+++ Stored rows +++

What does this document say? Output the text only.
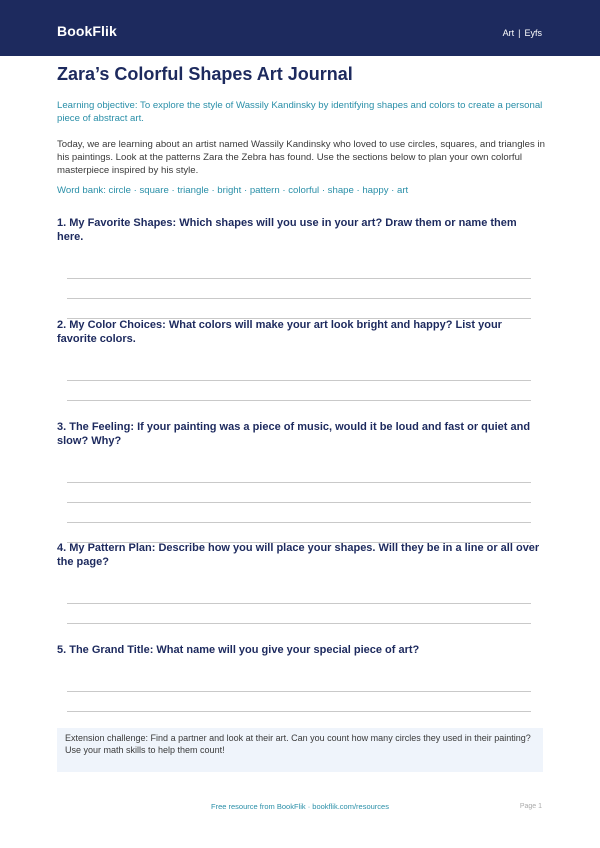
BookFlik	Art | Eyfs
Zara’s Colorful Shapes Art Journal
Learning objective: To explore the style of Wassily Kandinsky by identifying shapes and colors to create a personal piece of abstract art.
Today, we are learning about an artist named Wassily Kandinsky who loved to use circles, squares, and triangles in his paintings. Look at the patterns Zara the Zebra has found. Use the sections below to plan your own colorful masterpiece inspired by his style.
Word bank: circle · square · triangle · bright · pattern · colorful · shape · happy · art
1. My Favorite Shapes: Which shapes will you use in your art? Draw them or name them here.
2. My Color Choices: What colors will make your art look bright and happy? List your favorite colors.
3. The Feeling: If your painting was a piece of music, would it be loud and fast or quiet and slow? Why?
4. My Pattern Plan: Describe how you will place your shapes. Will they be in a line or all over the page?
5. The Grand Title: What name will you give your special piece of art?

Extension challenge: Find a partner and look at their art. Can you count how many circles they used in their painting? Use your math skills to help them count!

Free resource from BookFlik · bookflik.com/resources	Page 1
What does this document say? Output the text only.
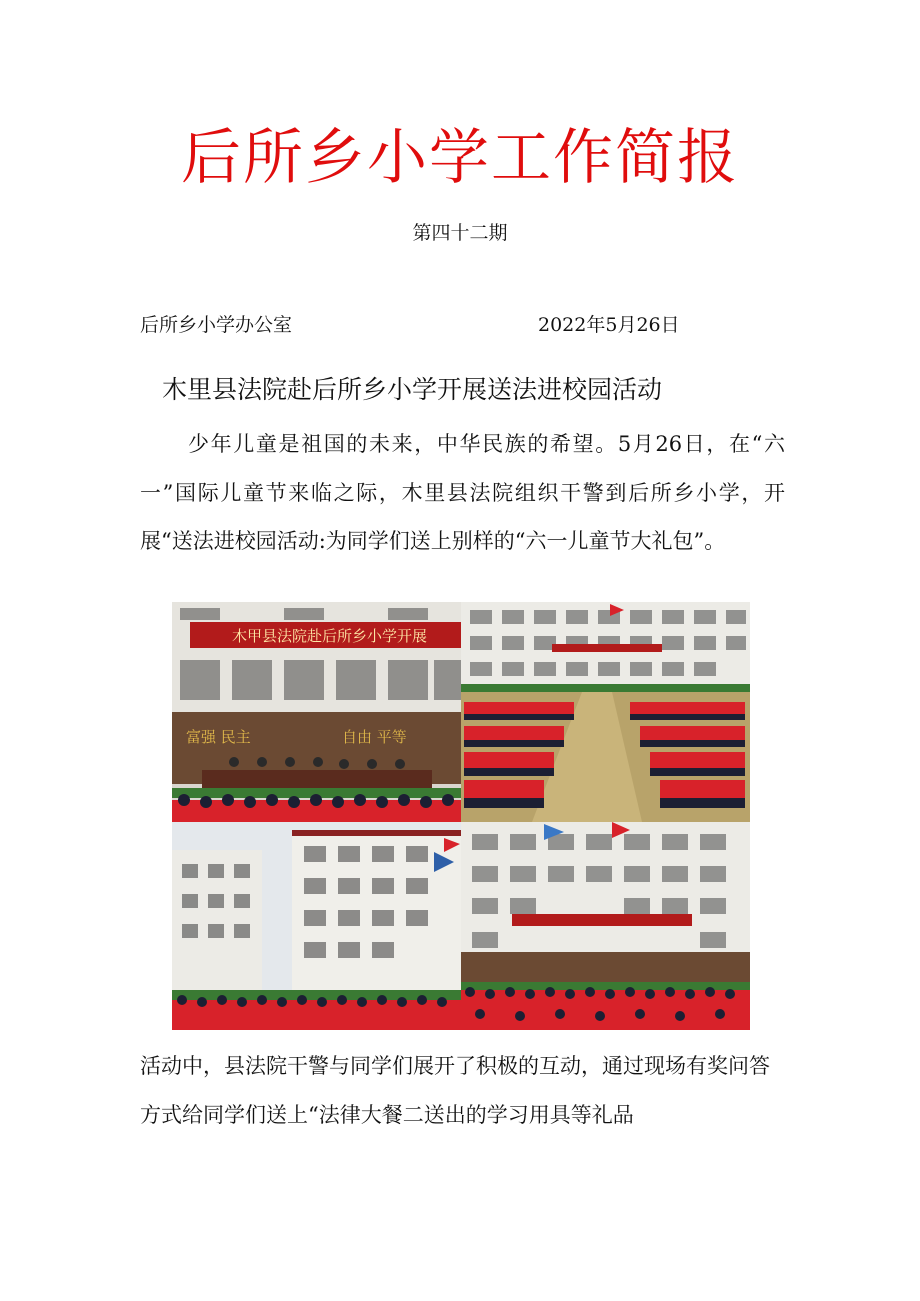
后所乡小学工作简报
第四十二期
后所乡小学办公室	2022年5月26日
木里县法院赴后所乡小学开展送法进校园活动

少年儿童是祖国的未来，中华民族的希望。5月26日，在“六一”国际儿童节来临之际，木里县法院组织干警到后所乡小学，开展“送法进校园活动:为同学们送上别样的“六一儿童节大礼包”。

木甲县法院赴后所乡小学开展
富强 民主	自由 平等

活动中，县法院干警与同学们展开了积极的互动，通过现场有奖问答方式给同学们送上“法律大餐二送出的学习用具等礼品
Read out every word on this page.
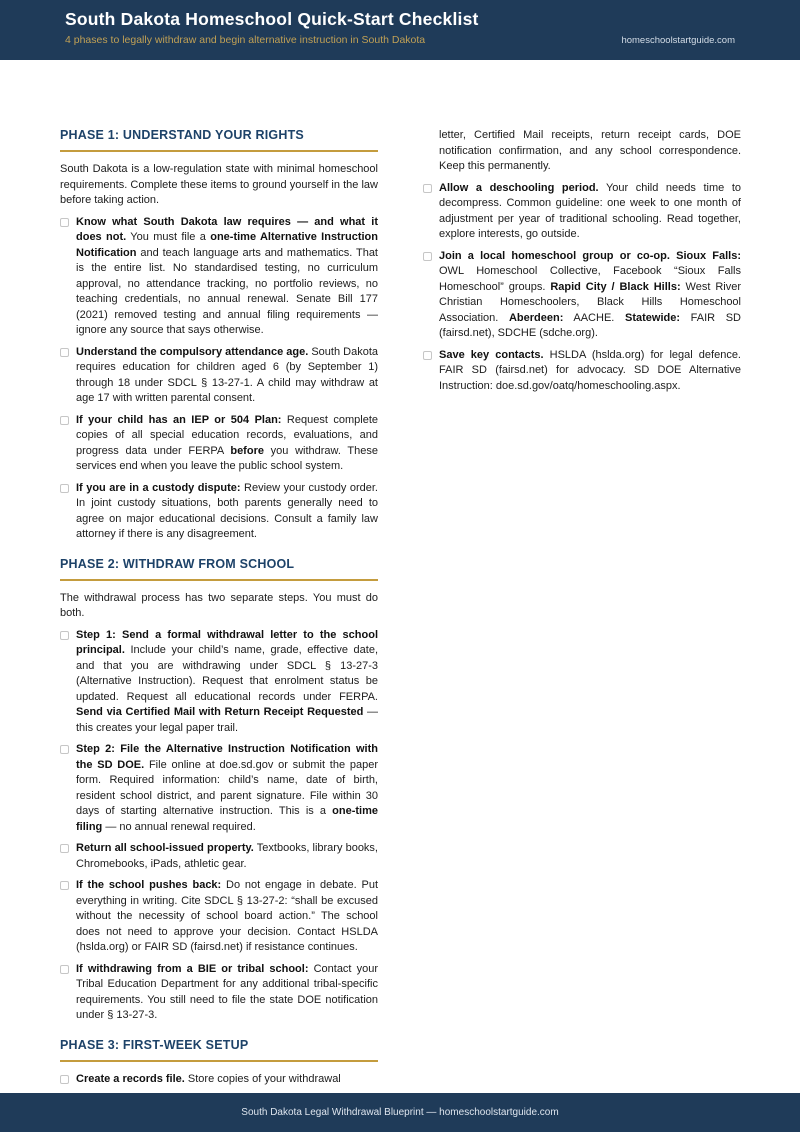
South Dakota Homeschool Quick-Start Checklist
4 phases to legally withdraw and begin alternative instruction in South Dakota	homeschoolstartguide.com
PHASE 1: UNDERSTAND YOUR RIGHTS

South Dakota is a low-regulation state with minimal homeschool requirements. Complete these items to ground yourself in the law before taking action.

Know what South Dakota law requires — and what it does not. You must file a one-time Alternative Instruction Notification and teach language arts and mathematics. That is the entire list. No standardised testing, no curriculum approval, no attendance tracking, no portfolio reviews, no teaching credentials, no annual renewal. Senate Bill 177 (2021) removed testing and annual filing requirements — ignore any source that says otherwise.
Understand the compulsory attendance age. South Dakota requires education for children aged 6 (by September 1) through 18 under SDCL § 13-27-1. A child may withdraw at age 17 with written parental consent.
If your child has an IEP or 504 Plan: Request complete copies of all special education records, evaluations, and progress data under FERPA before you withdraw. These services end when you leave the public school system.
If you are in a custody dispute: Review your custody order. In joint custody situations, both parents generally need to agree on major educational decisions. Consult a family law attorney if there is any disagreement.
PHASE 2: WITHDRAW FROM SCHOOL

The withdrawal process has two separate steps. You must do both.

Step 1: Send a formal withdrawal letter to the school principal. Include your child’s name, grade, effective date, and that you are withdrawing under SDCL § 13-27-3 (Alternative Instruction). Request that enrolment status be updated. Request all educational records under FERPA. Send via Certified Mail with Return Receipt Requested — this creates your legal paper trail.
Step 2: File the Alternative Instruction Notification with the SD DOE. File online at doe.sd.gov or submit the paper form. Required information: child’s name, date of birth, resident school district, and parent signature. File within 30 days of starting alternative instruction. This is a one-time filing — no annual renewal required.
Return all school-issued property. Textbooks, library books, Chromebooks, iPads, athletic gear.
If the school pushes back: Do not engage in debate. Put everything in writing. Cite SDCL § 13-27-2: “shall be excused without the necessity of school board action.” The school does not need to approve your decision. Contact HSLDA (hslda.org) or FAIR SD (fairsd.net) if resistance continues.
If withdrawing from a BIE or tribal school: Contact your Tribal Education Department for any additional tribal-specific requirements. You still need to file the state DOE notification under § 13-27-3.
PHASE 3: FIRST-WEEK SETUP
Create a records file. Store copies of your withdrawal

letter, Certified Mail receipts, return receipt cards, DOE notification confirmation, and any school correspondence. Keep this permanently.

Allow a deschooling period. Your child needs time to decompress. Common guideline: one week to one month of adjustment per year of traditional schooling. Read together, explore interests, go outside.
Join a local homeschool group or co-op. Sioux Falls: OWL Homeschool Collective, Facebook “Sioux Falls Homeschool” groups. Rapid City / Black Hills: West River Christian Homeschoolers, Black Hills Homeschool Association. Aberdeen: AACHE. Statewide: FAIR SD (fairsd.net), SDCHE (sdche.org).
Save key contacts. HSLDA (hslda.org) for legal defence. FAIR SD (fairsd.net) for advocacy. SD DOE Alternative Instruction: doe.sd.gov/oatq/homeschooling.aspx.
South Dakota Legal Withdrawal Blueprint — homeschoolstartguide.com
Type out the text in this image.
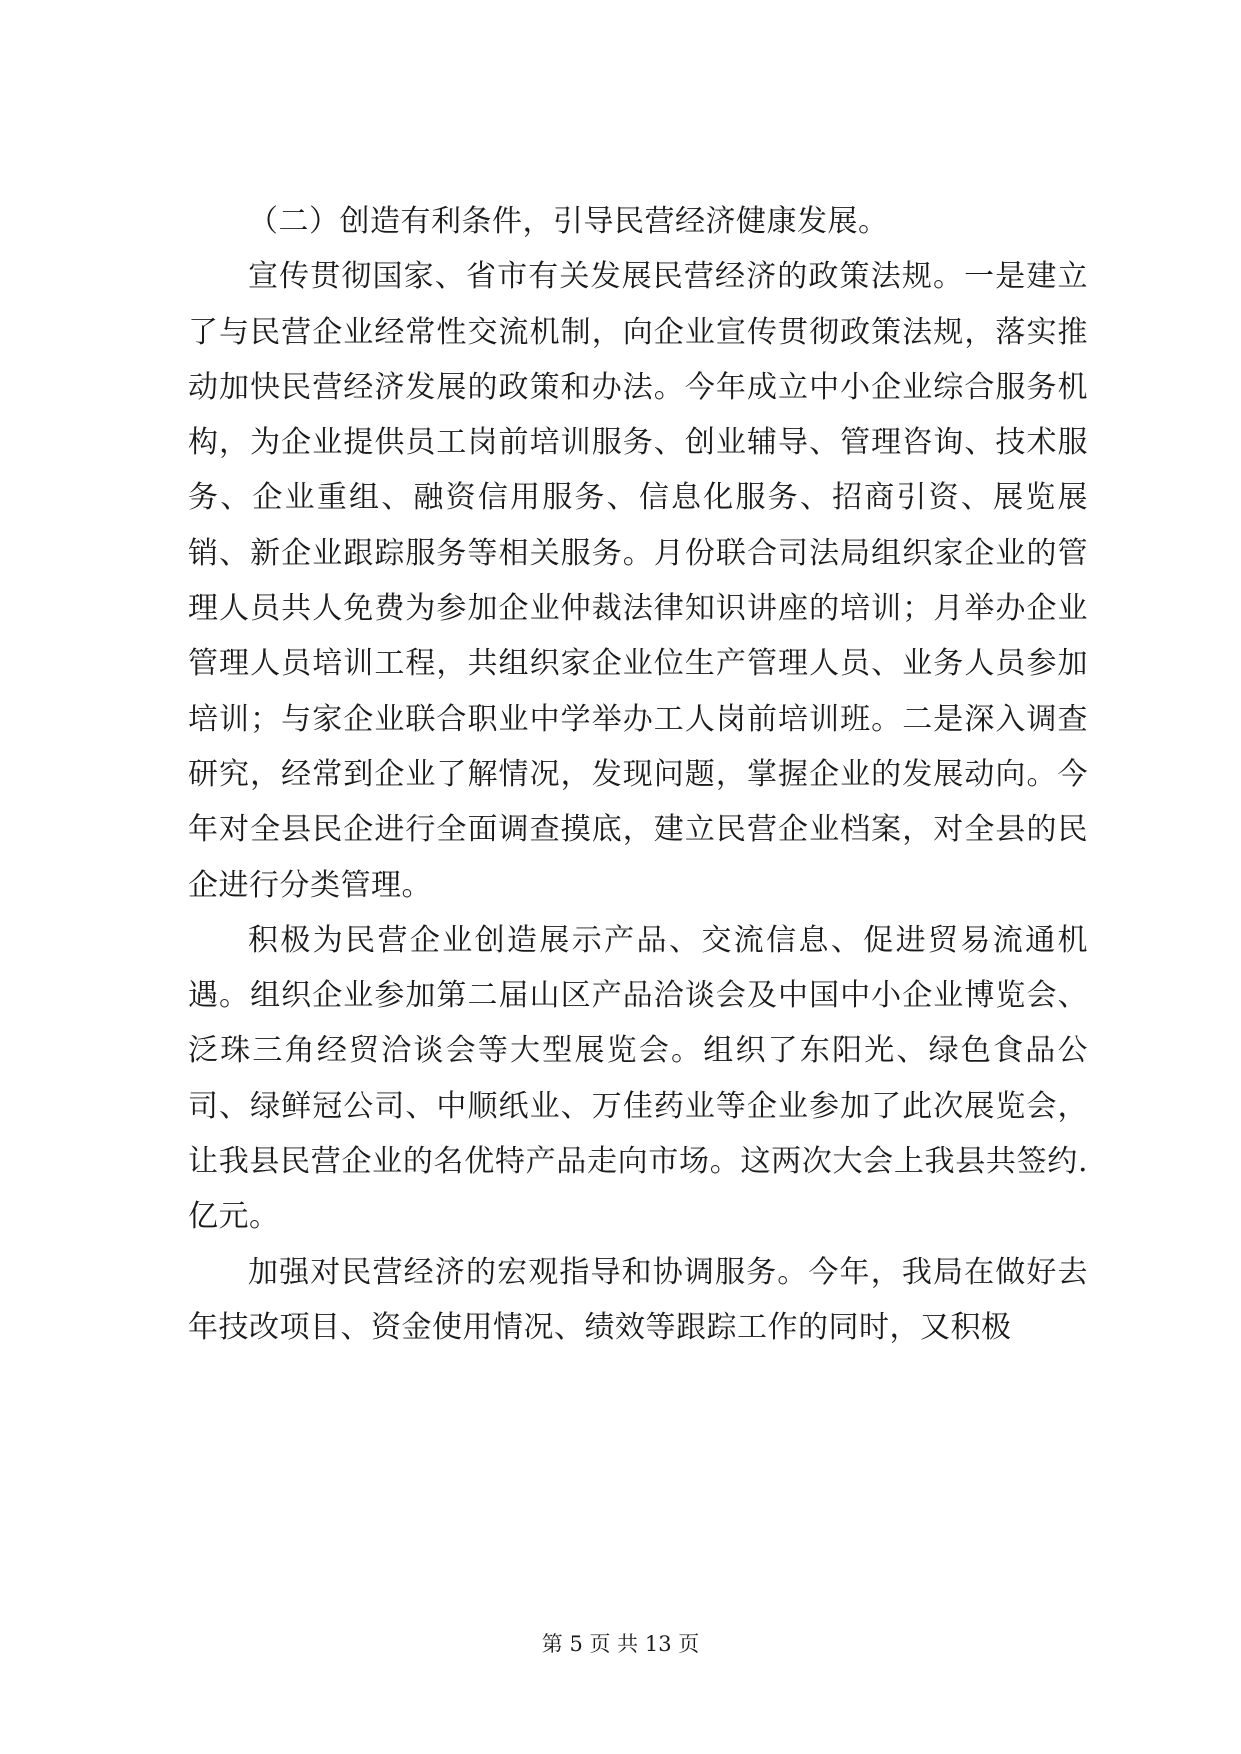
（二）创造有利条件，引导民营经济健康发展。

宣传贯彻国家、省市有关发展民营经济的政策法规。一是建立了与民营企业经常性交流机制，向企业宣传贯彻政策法规，落实推动加快民营经济发展的政策和办法。今年成立中小企业综合服务机构，为企业提供员工岗前培训服务、创业辅导、管理咨询、技术服务、企业重组、融资信用服务、信息化服务、招商引资、展览展销、新企业跟踪服务等相关服务。月份联合司法局组织家企业的管理人员共人免费为参加企业仲裁法律知识讲座的培训；月举办企业管理人员培训工程，共组织家企业位生产管理人员、业务人员参加培训；与家企业联合职业中学举办工人岗前培训班。二是深入调查研究，经常到企业了解情况，发现问题，掌握企业的发展动向。今年对全县民企进行全面调查摸底，建立民营企业档案，对全县的民企进行分类管理。

积极为民营企业创造展示产品、交流信息、促进贸易流通机遇。组织企业参加第二届山区产品洽谈会及中国中小企业博览会、泛珠三角经贸洽谈会等大型展览会。组织了东阳光、绿色食品公司、绿鲜冠公司、中顺纸业、万佳药业等企业参加了此次展览会，让我县民营企业的名优特产品走向市场。这两次大会上我县共签约.亿元。

加强对民营经济的宏观指导和协调服务。今年，我局在做好去年技改项目、资金使用情况、绩效等跟踪工作的同时，又积极

第 5 页 共 13 页
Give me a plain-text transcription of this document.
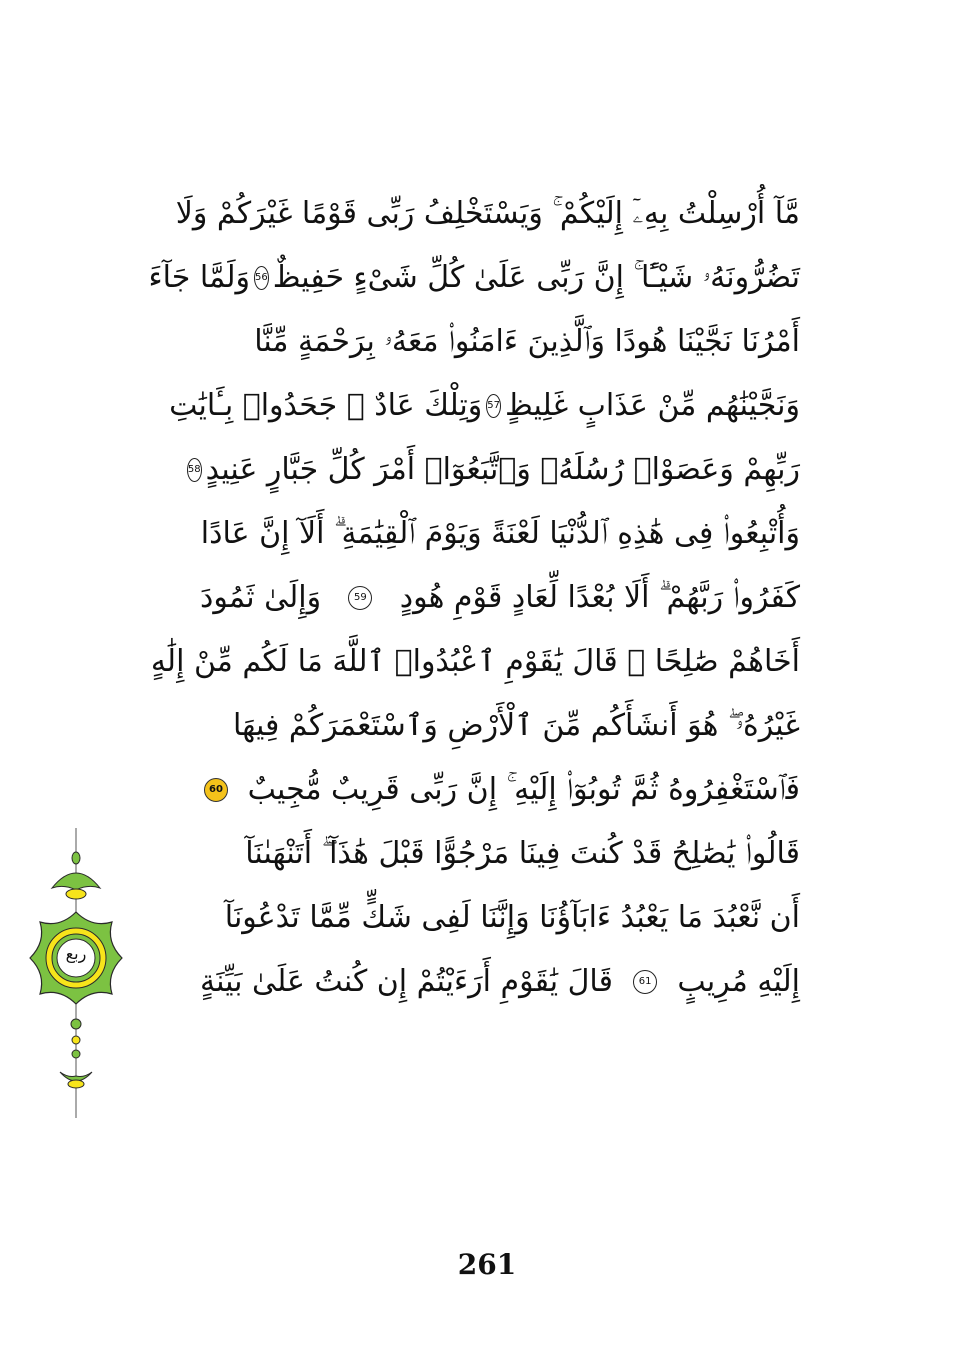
مَّآ أُرْسِلْتُ بِهِۦٓ إِلَيْكُمْ ۚ وَيَسْتَخْلِفُ رَبِّى قَوْمًا غَيْرَكُمْ وَلَا
تَضُرُّونَهُۥ شَيْـًٔا ۚ إِنَّ رَبِّى عَلَىٰ كُلِّ شَىْءٍ حَفِيظٌ
56
وَلَمَّا جَآءَ
أَمْرُنَا نَجَّيْنَا هُودًا وَٱلَّذِينَ ءَامَنُوا۟ مَعَهُۥ بِرَحْمَةٍ مِّنَّا
وَنَجَّيْنَٰهُم مِّنْ عَذَابٍ غَلِيظٍ
57
وَتِلْكَ عَادٌ ۖ جَحَدُوا۟ بِـَٔايَٰتِ
رَبِّهِمْ وَعَصَوْا۟ رُسُلَهُۥ وَٱتَّبَعُوٓا۟ أَمْرَ كُلِّ جَبَّارٍ عَنِيدٍ
58
وَأُتْبِعُوا۟ فِى هَٰذِهِ ٱلدُّنْيَا لَعْنَةً وَيَوْمَ ٱلْقِيَٰمَةِ ۗ أَلَآ إِنَّ عَادًا
كَفَرُوا۟ رَبَّهُمْ ۗ أَلَا بُعْدًا لِّعَادٍ قَوْمِ هُودٍ
59
وَإِلَىٰ ثَمُودَ
أَخَاهُمْ صَٰلِحًا ۚ قَالَ يَٰقَوْمِ ٱعْبُدُوا۟ ٱللَّهَ مَا لَكُم مِّنْ إِلَٰهٍ
غَيْرُهُۥ ۖ هُوَ أَنشَأَكُم مِّنَ ٱلْأَرْضِ وَٱسْتَعْمَرَكُمْ فِيهَا
فَٱسْتَغْفِرُوهُ ثُمَّ تُوبُوٓا۟ إِلَيْهِ ۚ إِنَّ رَبِّى قَرِيبٌ مُّجِيبٌ
60
قَالُوا۟ يَٰصَٰلِحُ قَدْ كُنتَ فِينَا مَرْجُوًّا قَبْلَ هَٰذَآ ۖ أَتَنْهَىٰنَآ
أَن نَّعْبُدَ مَا يَعْبُدُ ءَابَآؤُنَا وَإِنَّنَا لَفِى شَكٍّ مِّمَّا تَدْعُونَآ
إِلَيْهِ مُرِيبٍ
61
قَالَ يَٰقَوْمِ أَرَءَيْتُمْ إِن كُنتُ عَلَىٰ بَيِّنَةٍ
ربع
261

+++

Objective
Pick out every line holding the string "action" and return it.

Full solution
South Dakota is a low-regulation state with minimal homeschool requirements. Complete these items to ground yourself in the law before taking action.
If the school pushes back: Do not engage in debate. Put everything in writing. Cite SDCL § 13-27-2: “shall be excused without the necessity of school board action.” The school does not need to approve your decision. Contact HSLDA (hslda.org) or FAIR SD (fairsd.net) if resistance continues.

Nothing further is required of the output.